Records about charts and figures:
··········
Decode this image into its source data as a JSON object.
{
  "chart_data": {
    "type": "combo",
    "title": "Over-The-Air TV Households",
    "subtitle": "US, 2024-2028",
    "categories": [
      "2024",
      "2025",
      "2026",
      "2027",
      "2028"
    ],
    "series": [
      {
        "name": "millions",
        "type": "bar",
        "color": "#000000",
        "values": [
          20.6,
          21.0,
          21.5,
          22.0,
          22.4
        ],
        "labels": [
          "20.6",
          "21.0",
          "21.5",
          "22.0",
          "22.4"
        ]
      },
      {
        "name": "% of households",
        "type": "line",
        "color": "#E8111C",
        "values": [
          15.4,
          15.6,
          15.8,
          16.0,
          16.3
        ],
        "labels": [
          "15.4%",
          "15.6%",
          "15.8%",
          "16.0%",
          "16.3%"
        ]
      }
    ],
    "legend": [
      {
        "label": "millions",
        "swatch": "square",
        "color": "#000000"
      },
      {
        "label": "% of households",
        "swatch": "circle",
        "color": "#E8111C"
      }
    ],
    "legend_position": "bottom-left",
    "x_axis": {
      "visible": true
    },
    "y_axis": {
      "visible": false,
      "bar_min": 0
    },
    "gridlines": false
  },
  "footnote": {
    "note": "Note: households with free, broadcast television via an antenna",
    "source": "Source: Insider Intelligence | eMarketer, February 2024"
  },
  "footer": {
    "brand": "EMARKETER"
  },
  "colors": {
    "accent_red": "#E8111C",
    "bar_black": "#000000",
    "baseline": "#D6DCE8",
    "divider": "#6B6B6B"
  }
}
··········
Stated goal:
Every record should be repeated exactly; please leave none out.

Written solution:
Decode this image into its source data as a JSON object.
{
  "chart_data": {
    "type": "combo",
    "title": "Over-The-Air TV Households",
    "subtitle": "US, 2024-2028",
    "categories": [
      "2024",
      "2025",
      "2026",
      "2027",
      "2028"
    ],
    "series": [
      {
        "name": "millions",
        "type": "bar",
        "color": "#000000",
        "values": [
          20.6,
          21.0,
          21.5,
          22.0,
          22.4
        ],
        "labels": [
          "20.6",
          "21.0",
          "21.5",
          "22.0",
          "22.4"
        ]
      },
      {
        "name": "% of households",
        "type": "line",
        "color": "#E8111C",
        "values": [
          15.4,
          15.6,
          15.8,
          16.0,
          16.3
        ],
        "labels": [
          "15.4%",
          "15.6%",
          "15.8%",
          "16.0%",
          "16.3%"
        ]
      }
    ],
    "legend": [
      {
        "label": "millions",
        "swatch": "square",
        "color": "#000000"
      },
      {
        "label": "% of households",
        "swatch": "circle",
        "color": "#E8111C"
      }
    ],
    "legend_position": "bottom-left",
    "x_axis": {
      "visible": true
    },
    "y_axis": {
      "visible": false,
      "bar_min": 0
    },
    "gridlines": false
  },
  "footnote": {
    "note": "Note: households with free, broadcast television via an antenna",
    "source": "Source: Insider Intelligence | eMarketer, February 2024"
  },
  "footer": {
    "brand": "EMARKETER"
  },
  "colors": {
    "accent_red": "#E8111C",
    "bar_black": "#000000",
    "baseline": "#D6DCE8",
    "divider": "#6B6B6B"
  }
}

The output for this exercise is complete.